◆ **Data lines**
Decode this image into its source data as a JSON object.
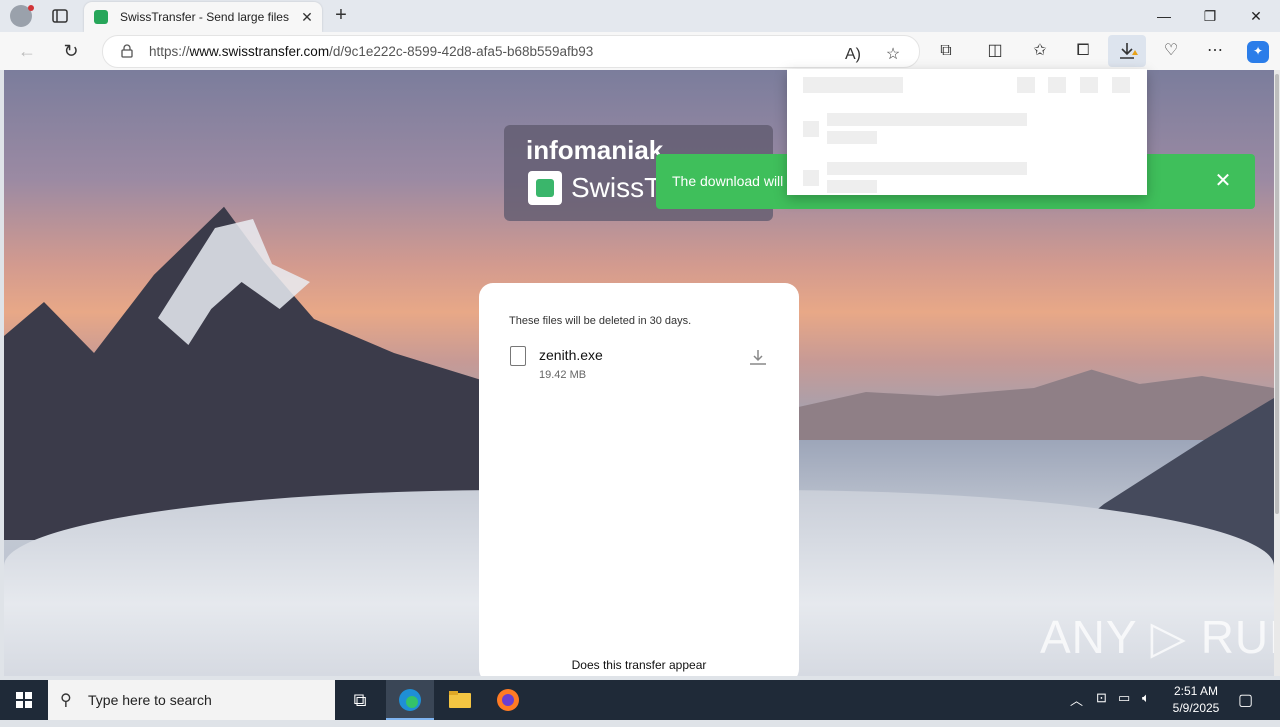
{
  "browser": {
    "tab_title": "SwissTransfer - Send large files se",
    "tab_close": "✕",
    "new_tab": "+",
    "url_prefix": "https://",
    "url_domain": "www.swisstransfer.com",
    "url_path": "/d/9c1e222c-8599-42d8-afa5-b68b559afb93",
    "window_controls": {
      "minimize": "—",
      "restore": "❐",
      "close": "✕"
    }
  },
  "page": {
    "brand_top": "infomaniak",
    "brand_name": "SwissTransfer",
    "toast_text": "The download will",
    "toast_close": "✕",
    "card": {
      "note": "These files will be deleted in 30 days.",
      "file_name": "zenith.exe",
      "file_size": "19.42 MB",
      "bottom_text": "Does this transfer appear"
    },
    "watermark": "ANY ▷ RUN"
  },
  "taskbar": {
    "search_placeholder": "Type here to search",
    "time": "2:51 AM",
    "date": "5/9/2025"
  },
  "colors": {
    "toast_green": "#3fbf5b",
    "brand_green": "#3ab66b",
    "taskbar_bg": "#1f2a38"
  }
}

◆ **Written problem**
Restate each entry word for word, leaving out any pictures.

◆ **Result for this task**
Decode this image into its source data as a JSON object.
{
  "browser": {
    "tab_title": "SwissTransfer - Send large files se",
    "tab_close": "✕",
    "new_tab": "+",
    "url_prefix": "https://",
    "url_domain": "www.swisstransfer.com",
    "url_path": "/d/9c1e222c-8599-42d8-afa5-b68b559afb93",
    "window_controls": {
      "minimize": "—",
      "restore": "❐",
      "close": "✕"
    }
  },
  "page": {
    "brand_top": "infomaniak",
    "brand_name": "SwissTransfer",
    "toast_text": "The download will",
    "toast_close": "✕",
    "card": {
      "note": "These files will be deleted in 30 days.",
      "file_name": "zenith.exe",
      "file_size": "19.42 MB",
      "bottom_text": "Does this transfer appear"
    },
    "watermark": "ANY ▷ RUN"
  },
  "taskbar": {
    "search_placeholder": "Type here to search",
    "time": "2:51 AM",
    "date": "5/9/2025"
  },
  "colors": {
    "toast_green": "#3fbf5b",
    "brand_green": "#3ab66b",
    "taskbar_bg": "#1f2a38"
  }
}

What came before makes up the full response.